Job —
Render the following material again verbatim, leaving nothing out.
— start Available data —
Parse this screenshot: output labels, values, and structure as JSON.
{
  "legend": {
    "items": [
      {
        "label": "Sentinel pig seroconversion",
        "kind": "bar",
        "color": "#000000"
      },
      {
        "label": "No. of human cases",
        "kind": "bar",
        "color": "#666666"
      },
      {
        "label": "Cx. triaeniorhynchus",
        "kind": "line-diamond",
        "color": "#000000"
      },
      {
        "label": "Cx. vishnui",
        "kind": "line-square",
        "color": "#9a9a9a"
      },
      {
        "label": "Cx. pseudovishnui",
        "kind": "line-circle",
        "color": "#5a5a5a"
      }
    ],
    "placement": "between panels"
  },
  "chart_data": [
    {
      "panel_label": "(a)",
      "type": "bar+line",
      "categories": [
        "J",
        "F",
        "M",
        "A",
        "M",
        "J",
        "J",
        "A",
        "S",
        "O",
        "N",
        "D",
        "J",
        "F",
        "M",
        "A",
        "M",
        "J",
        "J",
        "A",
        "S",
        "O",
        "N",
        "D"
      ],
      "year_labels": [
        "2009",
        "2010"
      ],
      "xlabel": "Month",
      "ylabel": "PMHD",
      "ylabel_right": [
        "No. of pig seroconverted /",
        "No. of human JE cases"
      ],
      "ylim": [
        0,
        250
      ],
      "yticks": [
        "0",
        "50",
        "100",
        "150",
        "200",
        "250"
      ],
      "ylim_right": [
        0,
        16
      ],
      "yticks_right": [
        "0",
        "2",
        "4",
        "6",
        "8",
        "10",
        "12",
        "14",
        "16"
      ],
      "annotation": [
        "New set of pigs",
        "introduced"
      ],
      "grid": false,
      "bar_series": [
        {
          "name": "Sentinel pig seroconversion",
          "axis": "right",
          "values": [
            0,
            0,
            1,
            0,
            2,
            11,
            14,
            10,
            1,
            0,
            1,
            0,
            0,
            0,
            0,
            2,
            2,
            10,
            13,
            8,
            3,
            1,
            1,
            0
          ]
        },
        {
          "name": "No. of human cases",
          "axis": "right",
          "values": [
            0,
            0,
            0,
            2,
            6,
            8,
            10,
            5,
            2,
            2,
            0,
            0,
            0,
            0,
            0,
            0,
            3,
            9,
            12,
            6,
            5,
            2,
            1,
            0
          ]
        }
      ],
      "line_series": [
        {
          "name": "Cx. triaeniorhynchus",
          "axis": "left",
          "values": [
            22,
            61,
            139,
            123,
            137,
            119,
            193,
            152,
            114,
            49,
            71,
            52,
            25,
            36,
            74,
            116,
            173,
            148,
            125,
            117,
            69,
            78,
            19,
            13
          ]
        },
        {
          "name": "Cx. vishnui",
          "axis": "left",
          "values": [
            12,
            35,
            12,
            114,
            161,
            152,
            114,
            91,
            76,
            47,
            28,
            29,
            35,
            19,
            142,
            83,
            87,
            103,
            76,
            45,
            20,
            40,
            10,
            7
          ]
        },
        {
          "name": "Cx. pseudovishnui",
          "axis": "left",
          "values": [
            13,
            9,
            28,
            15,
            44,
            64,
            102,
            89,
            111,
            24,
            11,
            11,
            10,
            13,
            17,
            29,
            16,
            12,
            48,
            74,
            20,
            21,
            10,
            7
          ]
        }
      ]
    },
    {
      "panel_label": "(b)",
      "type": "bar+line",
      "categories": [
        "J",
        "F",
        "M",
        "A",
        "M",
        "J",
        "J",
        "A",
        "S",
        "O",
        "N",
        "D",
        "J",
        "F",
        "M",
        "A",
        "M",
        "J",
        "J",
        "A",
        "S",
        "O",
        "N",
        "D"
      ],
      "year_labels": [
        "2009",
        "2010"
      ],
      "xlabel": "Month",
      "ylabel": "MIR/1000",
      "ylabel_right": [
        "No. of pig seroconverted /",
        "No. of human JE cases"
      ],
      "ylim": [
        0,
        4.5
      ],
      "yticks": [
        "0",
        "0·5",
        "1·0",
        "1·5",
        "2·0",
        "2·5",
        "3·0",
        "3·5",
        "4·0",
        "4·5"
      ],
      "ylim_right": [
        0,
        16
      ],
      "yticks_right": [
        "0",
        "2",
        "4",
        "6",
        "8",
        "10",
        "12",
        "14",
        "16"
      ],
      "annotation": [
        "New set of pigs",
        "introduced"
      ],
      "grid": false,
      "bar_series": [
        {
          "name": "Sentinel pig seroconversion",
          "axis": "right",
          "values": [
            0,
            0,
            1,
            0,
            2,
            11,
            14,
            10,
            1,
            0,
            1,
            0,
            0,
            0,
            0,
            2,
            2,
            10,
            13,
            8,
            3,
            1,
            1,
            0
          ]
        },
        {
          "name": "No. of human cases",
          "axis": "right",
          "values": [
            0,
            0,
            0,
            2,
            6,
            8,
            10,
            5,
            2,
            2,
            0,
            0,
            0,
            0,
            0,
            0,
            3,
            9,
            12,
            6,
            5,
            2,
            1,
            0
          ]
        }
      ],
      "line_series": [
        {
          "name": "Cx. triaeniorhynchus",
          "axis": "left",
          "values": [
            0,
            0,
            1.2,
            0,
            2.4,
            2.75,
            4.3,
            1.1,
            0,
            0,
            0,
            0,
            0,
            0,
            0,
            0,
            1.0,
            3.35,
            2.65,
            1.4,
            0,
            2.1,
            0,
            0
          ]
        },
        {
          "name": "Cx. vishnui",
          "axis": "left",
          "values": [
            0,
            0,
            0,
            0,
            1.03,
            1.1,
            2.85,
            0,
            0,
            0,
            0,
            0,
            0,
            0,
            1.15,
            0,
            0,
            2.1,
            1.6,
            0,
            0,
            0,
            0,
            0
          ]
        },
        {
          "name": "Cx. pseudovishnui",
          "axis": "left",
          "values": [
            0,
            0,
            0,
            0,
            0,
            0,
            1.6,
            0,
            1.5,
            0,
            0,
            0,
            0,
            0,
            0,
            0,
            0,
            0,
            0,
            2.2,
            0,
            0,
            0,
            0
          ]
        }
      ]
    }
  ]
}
— end Available data —
Worked solution —
Parse this screenshot: output labels, values, and structure as JSON.
{
  "legend": {
    "items": [
      {
        "label": "Sentinel pig seroconversion",
        "kind": "bar",
        "color": "#000000"
      },
      {
        "label": "No. of human cases",
        "kind": "bar",
        "color": "#666666"
      },
      {
        "label": "Cx. triaeniorhynchus",
        "kind": "line-diamond",
        "color": "#000000"
      },
      {
        "label": "Cx. vishnui",
        "kind": "line-square",
        "color": "#9a9a9a"
      },
      {
        "label": "Cx. pseudovishnui",
        "kind": "line-circle",
        "color": "#5a5a5a"
      }
    ],
    "placement": "between panels"
  },
  "chart_data": [
    {
      "panel_label": "(a)",
      "type": "bar+line",
      "categories": [
        "J",
        "F",
        "M",
        "A",
        "M",
        "J",
        "J",
        "A",
        "S",
        "O",
        "N",
        "D",
        "J",
        "F",
        "M",
        "A",
        "M",
        "J",
        "J",
        "A",
        "S",
        "O",
        "N",
        "D"
      ],
      "year_labels": [
        "2009",
        "2010"
      ],
      "xlabel": "Month",
      "ylabel": "PMHD",
      "ylabel_right": [
        "No. of pig seroconverted /",
        "No. of human JE cases"
      ],
      "ylim": [
        0,
        250
      ],
      "yticks": [
        "0",
        "50",
        "100",
        "150",
        "200",
        "250"
      ],
      "ylim_right": [
        0,
        16
      ],
      "yticks_right": [
        "0",
        "2",
        "4",
        "6",
        "8",
        "10",
        "12",
        "14",
        "16"
      ],
      "annotation": [
        "New set of pigs",
        "introduced"
      ],
      "grid": false,
      "bar_series": [
        {
          "name": "Sentinel pig seroconversion",
          "axis": "right",
          "values": [
            0,
            0,
            1,
            0,
            2,
            11,
            14,
            10,
            1,
            0,
            1,
            0,
            0,
            0,
            0,
            2,
            2,
            10,
            13,
            8,
            3,
            1,
            1,
            0
          ]
        },
        {
          "name": "No. of human cases",
          "axis": "right",
          "values": [
            0,
            0,
            0,
            2,
            6,
            8,
            10,
            5,
            2,
            2,
            0,
            0,
            0,
            0,
            0,
            0,
            3,
            9,
            12,
            6,
            5,
            2,
            1,
            0
          ]
        }
      ],
      "line_series": [
        {
          "name": "Cx. triaeniorhynchus",
          "axis": "left",
          "values": [
            22,
            61,
            139,
            123,
            137,
            119,
            193,
            152,
            114,
            49,
            71,
            52,
            25,
            36,
            74,
            116,
            173,
            148,
            125,
            117,
            69,
            78,
            19,
            13
          ]
        },
        {
          "name": "Cx. vishnui",
          "axis": "left",
          "values": [
            12,
            35,
            12,
            114,
            161,
            152,
            114,
            91,
            76,
            47,
            28,
            29,
            35,
            19,
            142,
            83,
            87,
            103,
            76,
            45,
            20,
            40,
            10,
            7
          ]
        },
        {
          "name": "Cx. pseudovishnui",
          "axis": "left",
          "values": [
            13,
            9,
            28,
            15,
            44,
            64,
            102,
            89,
            111,
            24,
            11,
            11,
            10,
            13,
            17,
            29,
            16,
            12,
            48,
            74,
            20,
            21,
            10,
            7
          ]
        }
      ]
    },
    {
      "panel_label": "(b)",
      "type": "bar+line",
      "categories": [
        "J",
        "F",
        "M",
        "A",
        "M",
        "J",
        "J",
        "A",
        "S",
        "O",
        "N",
        "D",
        "J",
        "F",
        "M",
        "A",
        "M",
        "J",
        "J",
        "A",
        "S",
        "O",
        "N",
        "D"
      ],
      "year_labels": [
        "2009",
        "2010"
      ],
      "xlabel": "Month",
      "ylabel": "MIR/1000",
      "ylabel_right": [
        "No. of pig seroconverted /",
        "No. of human JE cases"
      ],
      "ylim": [
        0,
        4.5
      ],
      "yticks": [
        "0",
        "0·5",
        "1·0",
        "1·5",
        "2·0",
        "2·5",
        "3·0",
        "3·5",
        "4·0",
        "4·5"
      ],
      "ylim_right": [
        0,
        16
      ],
      "yticks_right": [
        "0",
        "2",
        "4",
        "6",
        "8",
        "10",
        "12",
        "14",
        "16"
      ],
      "annotation": [
        "New set of pigs",
        "introduced"
      ],
      "grid": false,
      "bar_series": [
        {
          "name": "Sentinel pig seroconversion",
          "axis": "right",
          "values": [
            0,
            0,
            1,
            0,
            2,
            11,
            14,
            10,
            1,
            0,
            1,
            0,
            0,
            0,
            0,
            2,
            2,
            10,
            13,
            8,
            3,
            1,
            1,
            0
          ]
        },
        {
          "name": "No. of human cases",
          "axis": "right",
          "values": [
            0,
            0,
            0,
            2,
            6,
            8,
            10,
            5,
            2,
            2,
            0,
            0,
            0,
            0,
            0,
            0,
            3,
            9,
            12,
            6,
            5,
            2,
            1,
            0
          ]
        }
      ],
      "line_series": [
        {
          "name": "Cx. triaeniorhynchus",
          "axis": "left",
          "values": [
            0,
            0,
            1.2,
            0,
            2.4,
            2.75,
            4.3,
            1.1,
            0,
            0,
            0,
            0,
            0,
            0,
            0,
            0,
            1.0,
            3.35,
            2.65,
            1.4,
            0,
            2.1,
            0,
            0
          ]
        },
        {
          "name": "Cx. vishnui",
          "axis": "left",
          "values": [
            0,
            0,
            0,
            0,
            1.03,
            1.1,
            2.85,
            0,
            0,
            0,
            0,
            0,
            0,
            0,
            1.15,
            0,
            0,
            2.1,
            1.6,
            0,
            0,
            0,
            0,
            0
          ]
        },
        {
          "name": "Cx. pseudovishnui",
          "axis": "left",
          "values": [
            0,
            0,
            0,
            0,
            0,
            0,
            1.6,
            0,
            1.5,
            0,
            0,
            0,
            0,
            0,
            0,
            0,
            0,
            0,
            0,
            2.2,
            0,
            0,
            0,
            0
          ]
        }
      ]
    }
  ]
}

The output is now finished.